Stored items from a collection:
+ + + + +
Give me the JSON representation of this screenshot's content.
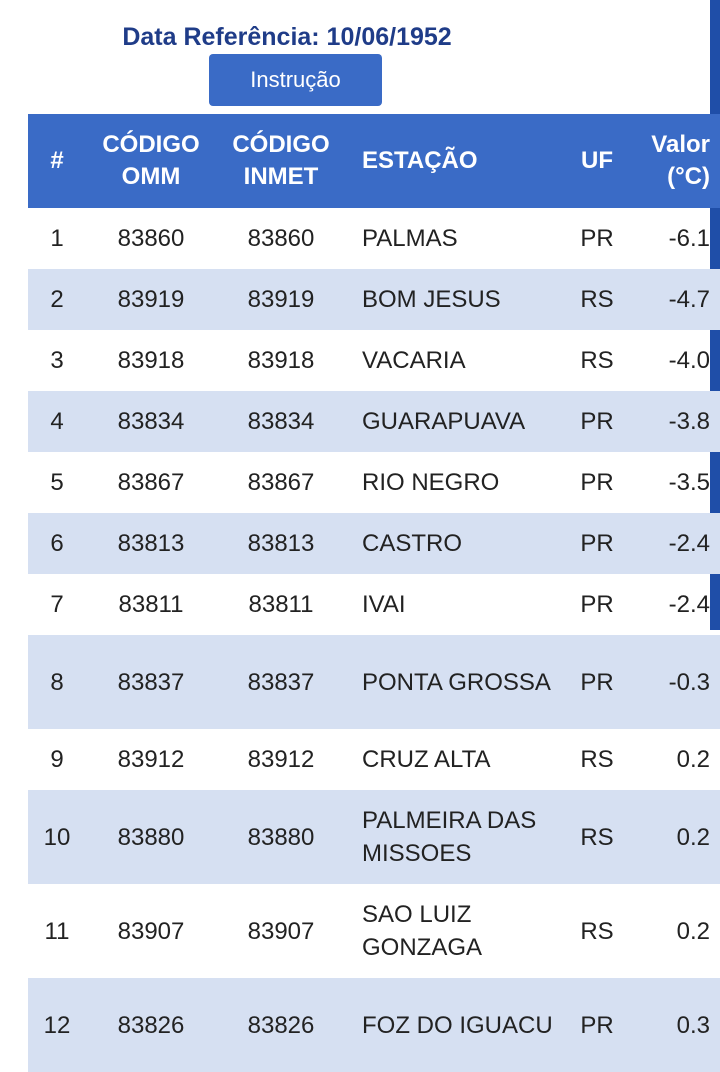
{
  "header": {
    "reference_date": "Data Referência: 10/06/1952",
    "instruction_label": "Instrução"
  },
  "table": {
    "columns": {
      "num": "#",
      "omm": "CÓDIGO OMM",
      "inmet": "CÓDIGO INMET",
      "station": "ESTAÇÃO",
      "uf": "UF",
      "value": "Valor (°C)"
    },
    "rows": [
      {
        "num": "1",
        "omm": "83860",
        "inmet": "83860",
        "station": "PALMAS",
        "uf": "PR",
        "value": "-6.1"
      },
      {
        "num": "2",
        "omm": "83919",
        "inmet": "83919",
        "station": "BOM JESUS",
        "uf": "RS",
        "value": "-4.7"
      },
      {
        "num": "3",
        "omm": "83918",
        "inmet": "83918",
        "station": "VACARIA",
        "uf": "RS",
        "value": "-4.0"
      },
      {
        "num": "4",
        "omm": "83834",
        "inmet": "83834",
        "station": "GUARAPUAVA",
        "uf": "PR",
        "value": "-3.8"
      },
      {
        "num": "5",
        "omm": "83867",
        "inmet": "83867",
        "station": "RIO NEGRO",
        "uf": "PR",
        "value": "-3.5"
      },
      {
        "num": "6",
        "omm": "83813",
        "inmet": "83813",
        "station": "CASTRO",
        "uf": "PR",
        "value": "-2.4"
      },
      {
        "num": "7",
        "omm": "83811",
        "inmet": "83811",
        "station": "IVAI",
        "uf": "PR",
        "value": "-2.4"
      },
      {
        "num": "8",
        "omm": "83837",
        "inmet": "83837",
        "station": "PONTA GROSSA",
        "uf": "PR",
        "value": "-0.3"
      },
      {
        "num": "9",
        "omm": "83912",
        "inmet": "83912",
        "station": "CRUZ ALTA",
        "uf": "RS",
        "value": "0.2"
      },
      {
        "num": "10",
        "omm": "83880",
        "inmet": "83880",
        "station": "PALMEIRA DAS MISSOES",
        "uf": "RS",
        "value": "0.2"
      },
      {
        "num": "11",
        "omm": "83907",
        "inmet": "83907",
        "station": "SAO LUIZ GONZAGA",
        "uf": "RS",
        "value": "0.2"
      },
      {
        "num": "12",
        "omm": "83826",
        "inmet": "83826",
        "station": "FOZ DO IGUACU",
        "uf": "PR",
        "value": "0.3"
      }
    ]
  }
}
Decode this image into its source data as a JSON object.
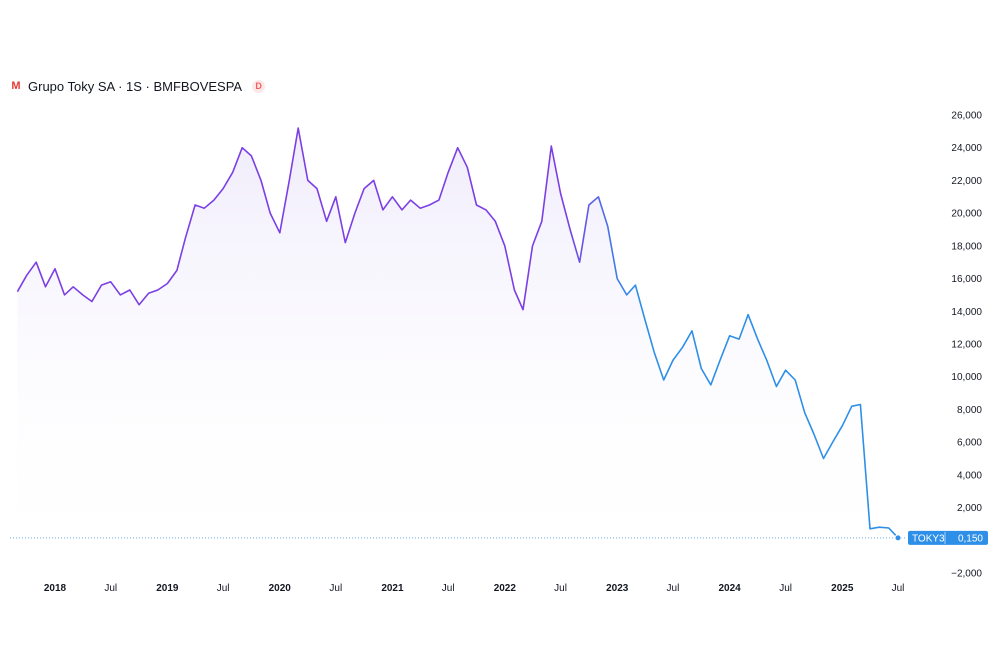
{
  "header": {
    "logo_icon": "M",
    "title": "Grupo Toky SA · 1S · BMFBOVESPA",
    "delayed_badge": "D"
  },
  "price_label": {
    "ticker": "TOKY3",
    "value": "0,150"
  },
  "colors": {
    "line_purple": "#7B3FE4",
    "line_blue": "#2E8FE8",
    "badge_bg": "#2E8FE8",
    "area_fill": "#EEEAFB"
  },
  "chart_data": {
    "type": "line",
    "title": "Grupo Toky SA · 1S · BMFBOVESPA",
    "xlabel": "",
    "ylabel": "",
    "ylim": [
      -2000,
      26000
    ],
    "y_ticks": [
      -2000,
      2000,
      4000,
      6000,
      8000,
      10000,
      12000,
      14000,
      16000,
      18000,
      20000,
      22000,
      24000,
      26000
    ],
    "y_tick_labels": [
      "−2,000",
      "2,000",
      "4,000",
      "6,000",
      "8,000",
      "10,000",
      "12,000",
      "14,000",
      "16,000",
      "18,000",
      "20,000",
      "22,000",
      "24,000",
      "26,000"
    ],
    "x_ticks": [
      {
        "label": "2018",
        "date": "2018-01-01",
        "major": true
      },
      {
        "label": "Jul",
        "date": "2018-07-01",
        "major": false
      },
      {
        "label": "2019",
        "date": "2019-01-01",
        "major": true
      },
      {
        "label": "Jul",
        "date": "2019-07-01",
        "major": false
      },
      {
        "label": "2020",
        "date": "2020-01-01",
        "major": true
      },
      {
        "label": "Jul",
        "date": "2020-07-01",
        "major": false
      },
      {
        "label": "2021",
        "date": "2021-01-01",
        "major": true
      },
      {
        "label": "Jul",
        "date": "2021-07-01",
        "major": false
      },
      {
        "label": "2022",
        "date": "2022-01-01",
        "major": true
      },
      {
        "label": "Jul",
        "date": "2022-07-01",
        "major": false
      },
      {
        "label": "2023",
        "date": "2023-01-01",
        "major": true
      },
      {
        "label": "Jul",
        "date": "2023-07-01",
        "major": false
      },
      {
        "label": "2024",
        "date": "2024-01-01",
        "major": true
      },
      {
        "label": "Jul",
        "date": "2024-07-01",
        "major": false
      },
      {
        "label": "2025",
        "date": "2025-01-01",
        "major": true
      },
      {
        "label": "Jul",
        "date": "2025-07-01",
        "major": false
      }
    ],
    "last_value": 150,
    "series": [
      {
        "name": "TOKY3",
        "x": [
          "2017-09-01",
          "2017-10-01",
          "2017-11-01",
          "2017-12-01",
          "2018-01-01",
          "2018-02-01",
          "2018-03-01",
          "2018-04-01",
          "2018-05-01",
          "2018-06-01",
          "2018-07-01",
          "2018-08-01",
          "2018-09-01",
          "2018-10-01",
          "2018-11-01",
          "2018-12-01",
          "2019-01-01",
          "2019-02-01",
          "2019-03-01",
          "2019-04-01",
          "2019-05-01",
          "2019-06-01",
          "2019-07-01",
          "2019-08-01",
          "2019-09-01",
          "2019-10-01",
          "2019-11-01",
          "2019-12-01",
          "2020-01-01",
          "2020-02-01",
          "2020-03-01",
          "2020-04-01",
          "2020-05-01",
          "2020-06-01",
          "2020-07-01",
          "2020-08-01",
          "2020-09-01",
          "2020-10-01",
          "2020-11-01",
          "2020-12-01",
          "2021-01-01",
          "2021-02-01",
          "2021-03-01",
          "2021-04-01",
          "2021-05-01",
          "2021-06-01",
          "2021-07-01",
          "2021-08-01",
          "2021-09-01",
          "2021-10-01",
          "2021-11-01",
          "2021-12-01",
          "2022-01-01",
          "2022-02-01",
          "2022-03-01",
          "2022-04-01",
          "2022-05-01",
          "2022-06-01",
          "2022-07-01",
          "2022-08-01",
          "2022-09-01",
          "2022-10-01",
          "2022-11-01",
          "2022-12-01",
          "2023-01-01",
          "2023-02-01",
          "2023-03-01",
          "2023-04-01",
          "2023-05-01",
          "2023-06-01",
          "2023-07-01",
          "2023-08-01",
          "2023-09-01",
          "2023-10-01",
          "2023-11-01",
          "2023-12-01",
          "2024-01-01",
          "2024-02-01",
          "2024-03-01",
          "2024-04-01",
          "2024-05-01",
          "2024-06-01",
          "2024-07-01",
          "2024-08-01",
          "2024-09-01",
          "2024-10-01",
          "2024-11-01",
          "2024-12-01",
          "2025-01-01",
          "2025-02-01",
          "2025-03-01",
          "2025-04-01",
          "2025-05-01",
          "2025-06-01",
          "2025-07-01"
        ],
        "y": [
          15200,
          16200,
          17000,
          15500,
          16600,
          15000,
          15500,
          15000,
          14600,
          15600,
          15800,
          15000,
          15300,
          14400,
          15100,
          15300,
          15700,
          16500,
          18500,
          20500,
          20300,
          20800,
          21500,
          22500,
          24000,
          23500,
          22000,
          20000,
          18800,
          22000,
          25200,
          22000,
          21500,
          19500,
          21000,
          18200,
          20000,
          21500,
          22000,
          20200,
          21000,
          20200,
          20800,
          20300,
          20500,
          20800,
          22500,
          24000,
          22800,
          20500,
          20200,
          19500,
          18000,
          15300,
          14100,
          18000,
          19500,
          24100,
          21200,
          19000,
          17000,
          20500,
          21000,
          19200,
          16000,
          15000,
          15600,
          13500,
          11500,
          9800,
          11000,
          11800,
          12800,
          10500,
          9500,
          11000,
          12500,
          12300,
          13800,
          12300,
          11000,
          9400,
          10400,
          9800,
          7800,
          6500,
          5000,
          6000,
          7000,
          8200,
          8300,
          700,
          800,
          750,
          150
        ]
      }
    ]
  }
}
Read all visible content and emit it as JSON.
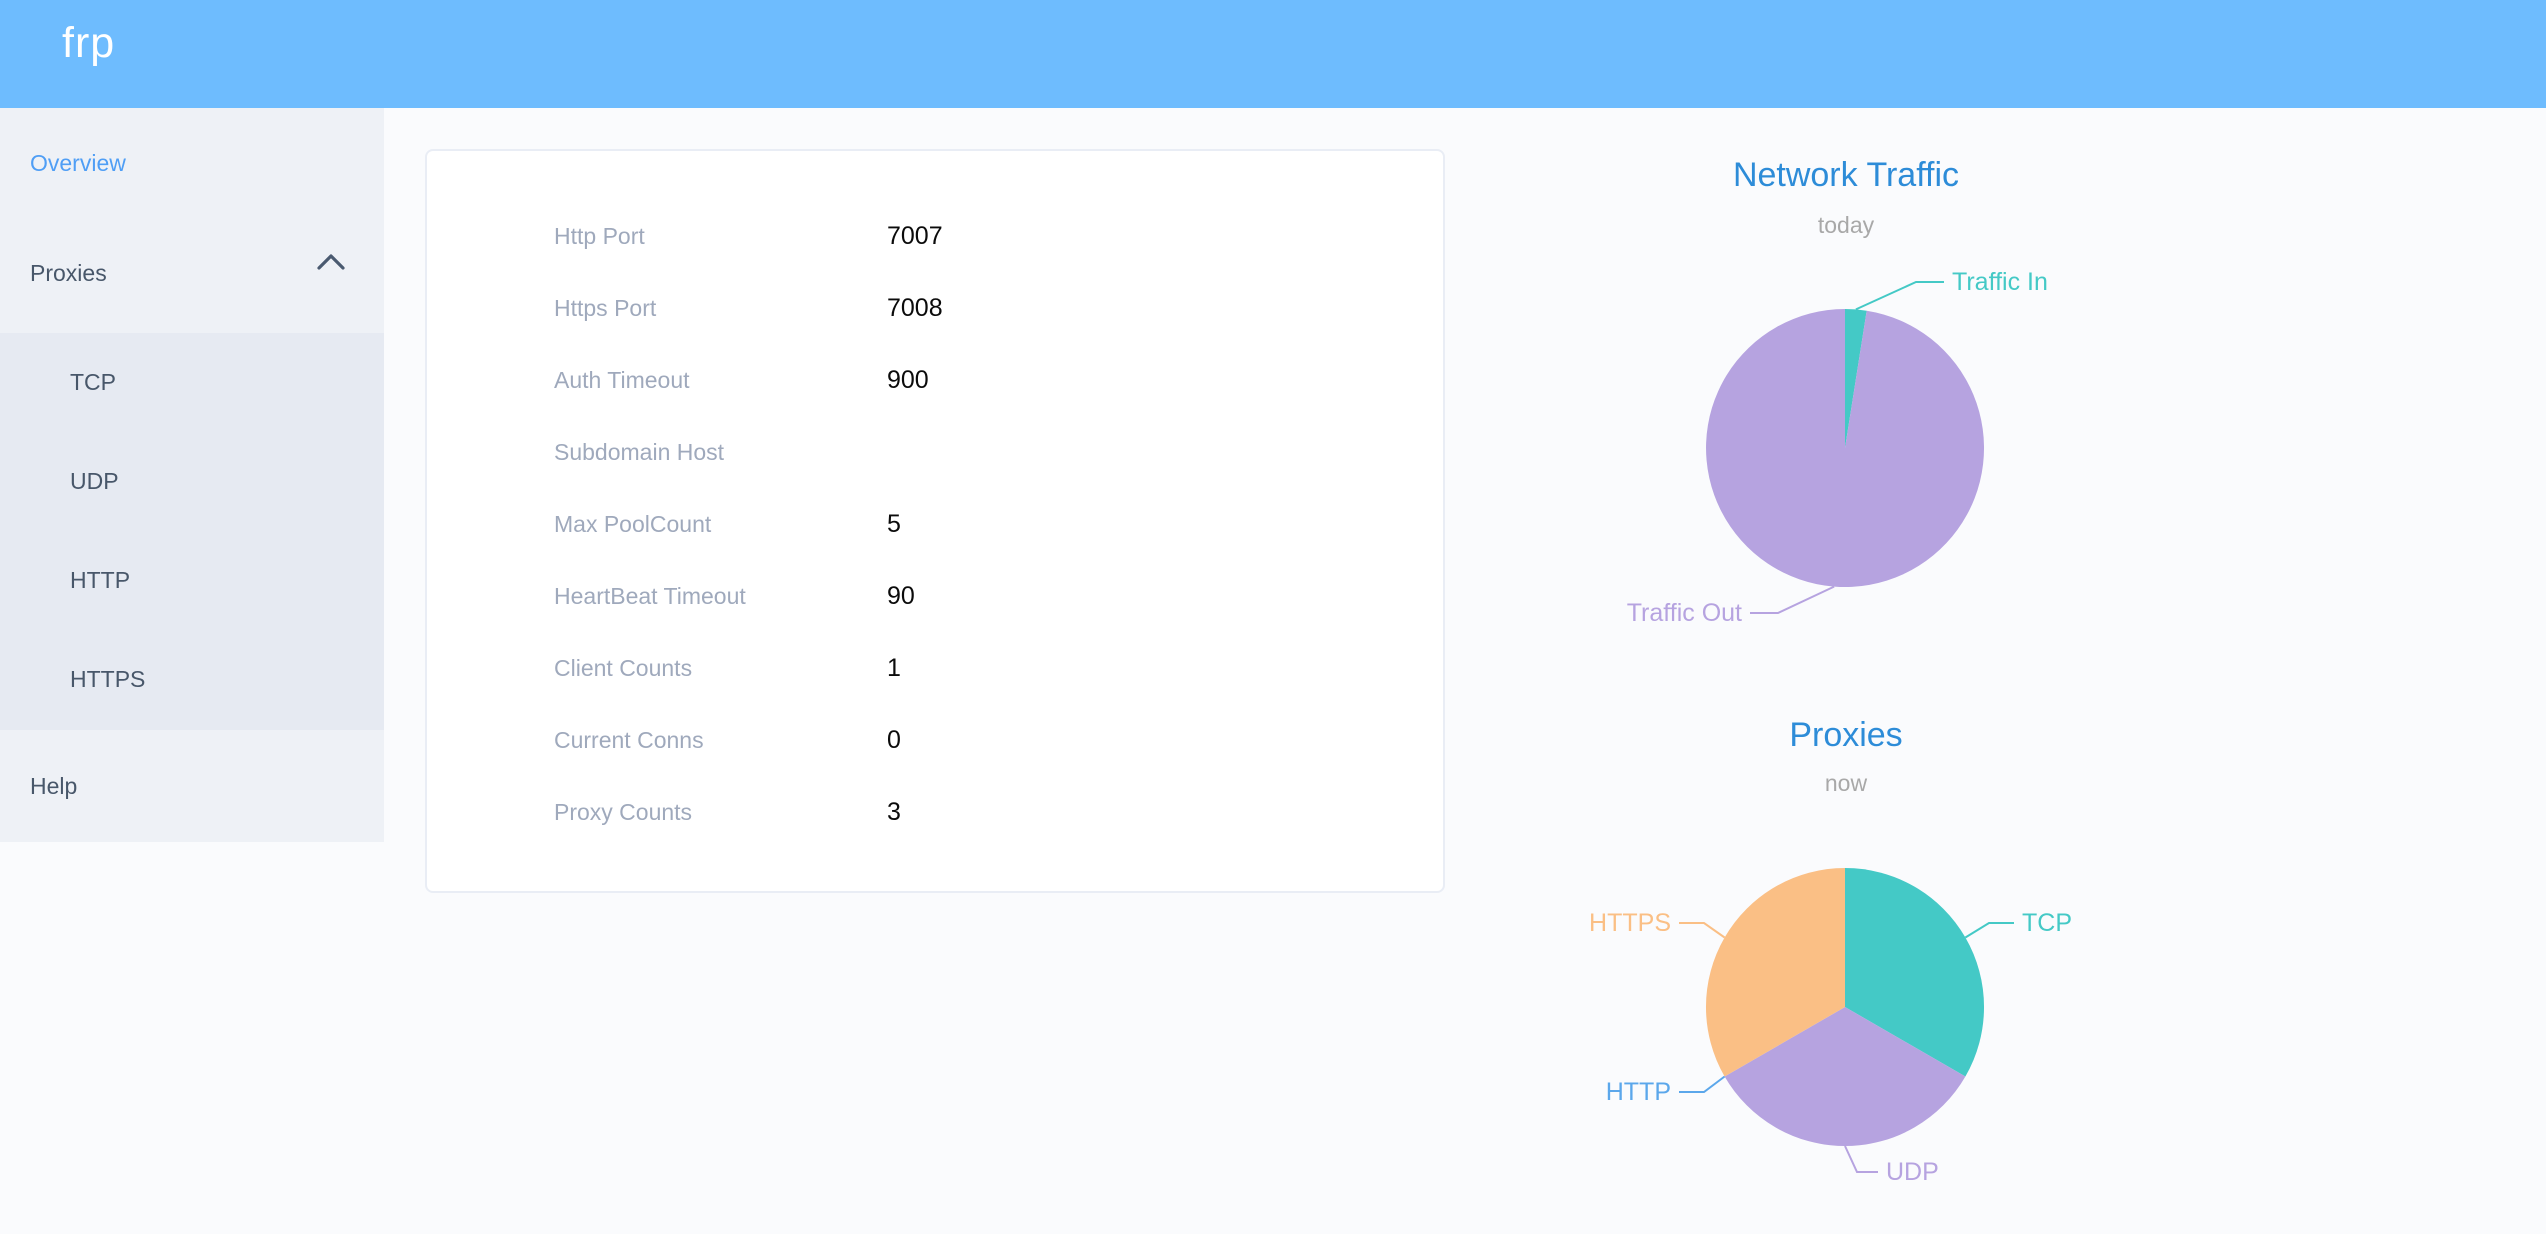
+ + + + +
### Your goal
Note every line above where the string "content" shows up, and copy those lines.

### Answer to the exercise
Give me the JSON representation of this screenshot's content.
Read all visible content and emit it as JSON.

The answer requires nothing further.